▶ _Exercise instructions_
Reproduce the lines of the material exactly, excluding every image.

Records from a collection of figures
##############################
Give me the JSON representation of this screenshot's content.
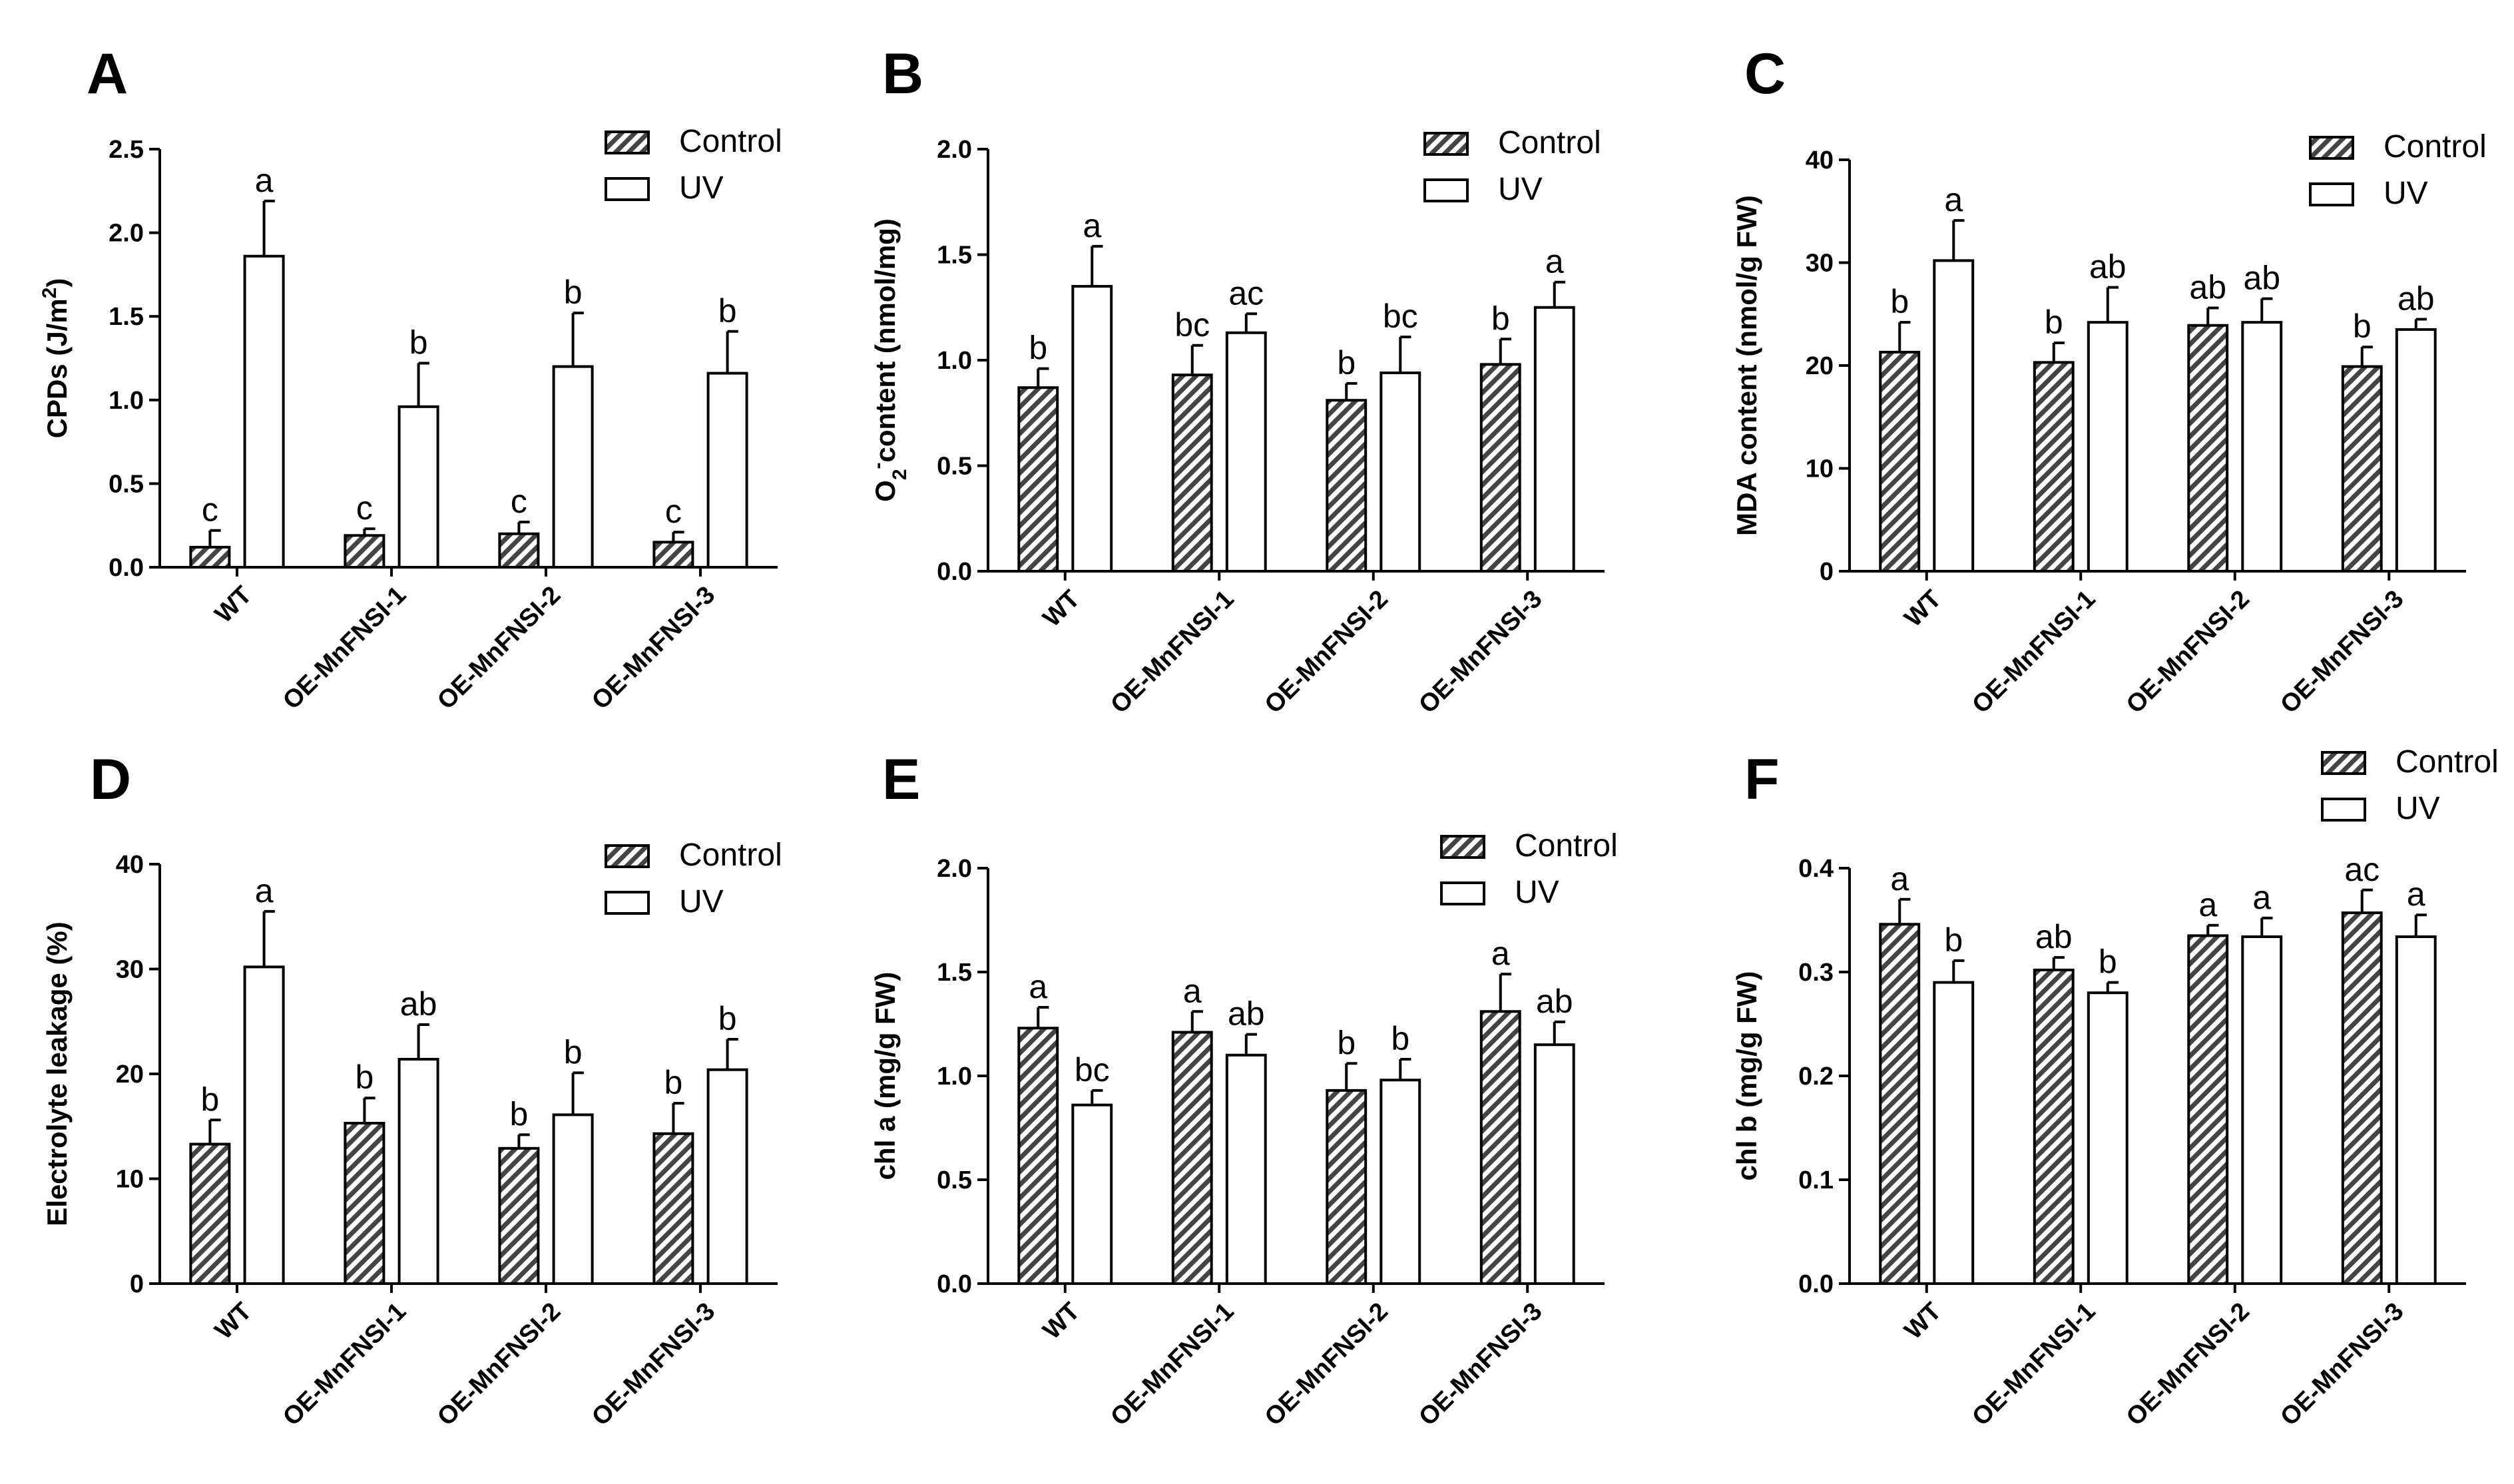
{
  "colors": {
    "ink": "#000000",
    "paper": "#ffffff",
    "control_fill": "hatched",
    "uv_fill": "#ffffff"
  },
  "legend": {
    "control": "Control",
    "uv": "UV"
  },
  "chart_data": [
    {
      "panel": "A",
      "type": "bar",
      "ylabel": "CPDs  (J/m²)",
      "ylabel_main": "CPDs  (J/m",
      "ylabel_sup": "2",
      "ylabel_end": ")",
      "ylim": [
        0,
        2.5
      ],
      "yticks": [
        "0.0",
        "0.5",
        "1.0",
        "1.5",
        "2.0",
        "2.5"
      ],
      "categories": [
        "WT",
        "OE-MnFNSI-1",
        "OE-MnFNSI-2",
        "OE-MnFNSI-3"
      ],
      "series": [
        {
          "name": "Control",
          "values": [
            0.12,
            0.19,
            0.2,
            0.15
          ],
          "errors": [
            0.1,
            0.04,
            0.07,
            0.06
          ],
          "labels": [
            "c",
            "c",
            "c",
            "c"
          ]
        },
        {
          "name": "UV",
          "values": [
            1.86,
            0.96,
            1.2,
            1.16
          ],
          "errors": [
            0.33,
            0.26,
            0.32,
            0.25
          ],
          "labels": [
            "a",
            "b",
            "b",
            "b"
          ]
        }
      ]
    },
    {
      "panel": "B",
      "type": "bar",
      "ylabel": "O2⁻content (nmol/mg)",
      "ylabel_main": "O",
      "ylabel_sub": "2",
      "ylabel_sup": "-",
      "ylabel_end": "content (nmol/mg)",
      "ylim": [
        0,
        2.0
      ],
      "yticks": [
        "0.0",
        "0.5",
        "1.0",
        "1.5",
        "2.0"
      ],
      "categories": [
        "WT",
        "OE-MnFNSI-1",
        "OE-MnFNSI-2",
        "OE-MnFNSI-3"
      ],
      "series": [
        {
          "name": "Control",
          "values": [
            0.87,
            0.93,
            0.81,
            0.98
          ],
          "errors": [
            0.09,
            0.14,
            0.08,
            0.12
          ],
          "labels": [
            "b",
            "bc",
            "b",
            "b"
          ]
        },
        {
          "name": "UV",
          "values": [
            1.35,
            1.13,
            0.94,
            1.25
          ],
          "errors": [
            0.19,
            0.09,
            0.17,
            0.12
          ],
          "labels": [
            "a",
            "ac",
            "bc",
            "a"
          ]
        }
      ]
    },
    {
      "panel": "C",
      "type": "bar",
      "ylabel": "MDA content (nmol/g FW)",
      "ylim": [
        0,
        40
      ],
      "yticks": [
        "0",
        "10",
        "20",
        "30",
        "40"
      ],
      "categories": [
        "WT",
        "OE-MnFNSI-1",
        "OE-MnFNSI-2",
        "OE-MnFNSI-3"
      ],
      "series": [
        {
          "name": "Control",
          "values": [
            21.3,
            20.3,
            23.9,
            19.9
          ],
          "errors": [
            2.9,
            1.9,
            1.7,
            1.9
          ],
          "labels": [
            "b",
            "b",
            "ab",
            "b"
          ]
        },
        {
          "name": "UV",
          "values": [
            30.2,
            24.2,
            24.2,
            23.5
          ],
          "errors": [
            3.9,
            3.4,
            2.3,
            1.0
          ],
          "labels": [
            "a",
            "ab",
            "ab",
            "ab"
          ]
        }
      ]
    },
    {
      "panel": "D",
      "type": "bar",
      "ylabel": "Electrolyte leakage (%)",
      "ylim": [
        0,
        40
      ],
      "yticks": [
        "0",
        "10",
        "20",
        "30",
        "40"
      ],
      "categories": [
        "WT",
        "OE-MnFNSI-1",
        "OE-MnFNSI-2",
        "OE-MnFNSI-3"
      ],
      "series": [
        {
          "name": "Control",
          "values": [
            13.3,
            15.3,
            12.9,
            14.3
          ],
          "errors": [
            2.3,
            2.4,
            1.3,
            2.9
          ],
          "labels": [
            "b",
            "b",
            "b",
            "b"
          ]
        },
        {
          "name": "UV",
          "values": [
            30.2,
            21.4,
            16.1,
            20.4
          ],
          "errors": [
            5.3,
            3.3,
            4.0,
            2.9
          ],
          "labels": [
            "a",
            "ab",
            "b",
            "b"
          ]
        }
      ]
    },
    {
      "panel": "E",
      "type": "bar",
      "ylabel": "chl a (mg/g FW)",
      "ylim": [
        0,
        2.0
      ],
      "yticks": [
        "0.0",
        "0.5",
        "1.0",
        "1.5",
        "2.0"
      ],
      "categories": [
        "WT",
        "OE-MnFNSI-1",
        "OE-MnFNSI-2",
        "OE-MnFNSI-3"
      ],
      "series": [
        {
          "name": "Control",
          "values": [
            1.23,
            1.21,
            0.93,
            1.31
          ],
          "errors": [
            0.1,
            0.1,
            0.13,
            0.18
          ],
          "labels": [
            "a",
            "a",
            "b",
            "a"
          ]
        },
        {
          "name": "UV",
          "values": [
            0.86,
            1.1,
            0.98,
            1.15
          ],
          "errors": [
            0.07,
            0.1,
            0.1,
            0.11
          ],
          "labels": [
            "bc",
            "ab",
            "b",
            "ab"
          ]
        }
      ]
    },
    {
      "panel": "F",
      "type": "bar",
      "ylabel": "chl b (mg/g FW)",
      "ylim": [
        0,
        0.4
      ],
      "yticks": [
        "0.0",
        "0.1",
        "0.2",
        "0.3",
        "0.4"
      ],
      "categories": [
        "WT",
        "OE-MnFNSI-1",
        "OE-MnFNSI-2",
        "OE-MnFNSI-3"
      ],
      "series": [
        {
          "name": "Control",
          "values": [
            0.346,
            0.302,
            0.335,
            0.357
          ],
          "errors": [
            0.024,
            0.012,
            0.01,
            0.022
          ],
          "labels": [
            "a",
            "ab",
            "a",
            "ac"
          ]
        },
        {
          "name": "UV",
          "values": [
            0.29,
            0.28,
            0.334,
            0.334
          ],
          "errors": [
            0.021,
            0.01,
            0.018,
            0.021
          ],
          "labels": [
            "b",
            "b",
            "a",
            "a"
          ]
        }
      ]
    }
  ]
}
##############################
▶ _Exercise solution_
Give me the JSON representation of this screenshot's content.
{
  "colors": {
    "ink": "#000000",
    "paper": "#ffffff",
    "control_fill": "hatched",
    "uv_fill": "#ffffff"
  },
  "legend": {
    "control": "Control",
    "uv": "UV"
  },
  "chart_data": [
    {
      "panel": "A",
      "type": "bar",
      "ylabel": "CPDs  (J/m²)",
      "ylabel_main": "CPDs  (J/m",
      "ylabel_sup": "2",
      "ylabel_end": ")",
      "ylim": [
        0,
        2.5
      ],
      "yticks": [
        "0.0",
        "0.5",
        "1.0",
        "1.5",
        "2.0",
        "2.5"
      ],
      "categories": [
        "WT",
        "OE-MnFNSI-1",
        "OE-MnFNSI-2",
        "OE-MnFNSI-3"
      ],
      "series": [
        {
          "name": "Control",
          "values": [
            0.12,
            0.19,
            0.2,
            0.15
          ],
          "errors": [
            0.1,
            0.04,
            0.07,
            0.06
          ],
          "labels": [
            "c",
            "c",
            "c",
            "c"
          ]
        },
        {
          "name": "UV",
          "values": [
            1.86,
            0.96,
            1.2,
            1.16
          ],
          "errors": [
            0.33,
            0.26,
            0.32,
            0.25
          ],
          "labels": [
            "a",
            "b",
            "b",
            "b"
          ]
        }
      ]
    },
    {
      "panel": "B",
      "type": "bar",
      "ylabel": "O2⁻content (nmol/mg)",
      "ylabel_main": "O",
      "ylabel_sub": "2",
      "ylabel_sup": "-",
      "ylabel_end": "content (nmol/mg)",
      "ylim": [
        0,
        2.0
      ],
      "yticks": [
        "0.0",
        "0.5",
        "1.0",
        "1.5",
        "2.0"
      ],
      "categories": [
        "WT",
        "OE-MnFNSI-1",
        "OE-MnFNSI-2",
        "OE-MnFNSI-3"
      ],
      "series": [
        {
          "name": "Control",
          "values": [
            0.87,
            0.93,
            0.81,
            0.98
          ],
          "errors": [
            0.09,
            0.14,
            0.08,
            0.12
          ],
          "labels": [
            "b",
            "bc",
            "b",
            "b"
          ]
        },
        {
          "name": "UV",
          "values": [
            1.35,
            1.13,
            0.94,
            1.25
          ],
          "errors": [
            0.19,
            0.09,
            0.17,
            0.12
          ],
          "labels": [
            "a",
            "ac",
            "bc",
            "a"
          ]
        }
      ]
    },
    {
      "panel": "C",
      "type": "bar",
      "ylabel": "MDA content (nmol/g FW)",
      "ylim": [
        0,
        40
      ],
      "yticks": [
        "0",
        "10",
        "20",
        "30",
        "40"
      ],
      "categories": [
        "WT",
        "OE-MnFNSI-1",
        "OE-MnFNSI-2",
        "OE-MnFNSI-3"
      ],
      "series": [
        {
          "name": "Control",
          "values": [
            21.3,
            20.3,
            23.9,
            19.9
          ],
          "errors": [
            2.9,
            1.9,
            1.7,
            1.9
          ],
          "labels": [
            "b",
            "b",
            "ab",
            "b"
          ]
        },
        {
          "name": "UV",
          "values": [
            30.2,
            24.2,
            24.2,
            23.5
          ],
          "errors": [
            3.9,
            3.4,
            2.3,
            1.0
          ],
          "labels": [
            "a",
            "ab",
            "ab",
            "ab"
          ]
        }
      ]
    },
    {
      "panel": "D",
      "type": "bar",
      "ylabel": "Electrolyte leakage (%)",
      "ylim": [
        0,
        40
      ],
      "yticks": [
        "0",
        "10",
        "20",
        "30",
        "40"
      ],
      "categories": [
        "WT",
        "OE-MnFNSI-1",
        "OE-MnFNSI-2",
        "OE-MnFNSI-3"
      ],
      "series": [
        {
          "name": "Control",
          "values": [
            13.3,
            15.3,
            12.9,
            14.3
          ],
          "errors": [
            2.3,
            2.4,
            1.3,
            2.9
          ],
          "labels": [
            "b",
            "b",
            "b",
            "b"
          ]
        },
        {
          "name": "UV",
          "values": [
            30.2,
            21.4,
            16.1,
            20.4
          ],
          "errors": [
            5.3,
            3.3,
            4.0,
            2.9
          ],
          "labels": [
            "a",
            "ab",
            "b",
            "b"
          ]
        }
      ]
    },
    {
      "panel": "E",
      "type": "bar",
      "ylabel": "chl a (mg/g FW)",
      "ylim": [
        0,
        2.0
      ],
      "yticks": [
        "0.0",
        "0.5",
        "1.0",
        "1.5",
        "2.0"
      ],
      "categories": [
        "WT",
        "OE-MnFNSI-1",
        "OE-MnFNSI-2",
        "OE-MnFNSI-3"
      ],
      "series": [
        {
          "name": "Control",
          "values": [
            1.23,
            1.21,
            0.93,
            1.31
          ],
          "errors": [
            0.1,
            0.1,
            0.13,
            0.18
          ],
          "labels": [
            "a",
            "a",
            "b",
            "a"
          ]
        },
        {
          "name": "UV",
          "values": [
            0.86,
            1.1,
            0.98,
            1.15
          ],
          "errors": [
            0.07,
            0.1,
            0.1,
            0.11
          ],
          "labels": [
            "bc",
            "ab",
            "b",
            "ab"
          ]
        }
      ]
    },
    {
      "panel": "F",
      "type": "bar",
      "ylabel": "chl b (mg/g FW)",
      "ylim": [
        0,
        0.4
      ],
      "yticks": [
        "0.0",
        "0.1",
        "0.2",
        "0.3",
        "0.4"
      ],
      "categories": [
        "WT",
        "OE-MnFNSI-1",
        "OE-MnFNSI-2",
        "OE-MnFNSI-3"
      ],
      "series": [
        {
          "name": "Control",
          "values": [
            0.346,
            0.302,
            0.335,
            0.357
          ],
          "errors": [
            0.024,
            0.012,
            0.01,
            0.022
          ],
          "labels": [
            "a",
            "ab",
            "a",
            "ac"
          ]
        },
        {
          "name": "UV",
          "values": [
            0.29,
            0.28,
            0.334,
            0.334
          ],
          "errors": [
            0.021,
            0.01,
            0.018,
            0.021
          ],
          "labels": [
            "b",
            "b",
            "a",
            "a"
          ]
        }
      ]
    }
  ]
}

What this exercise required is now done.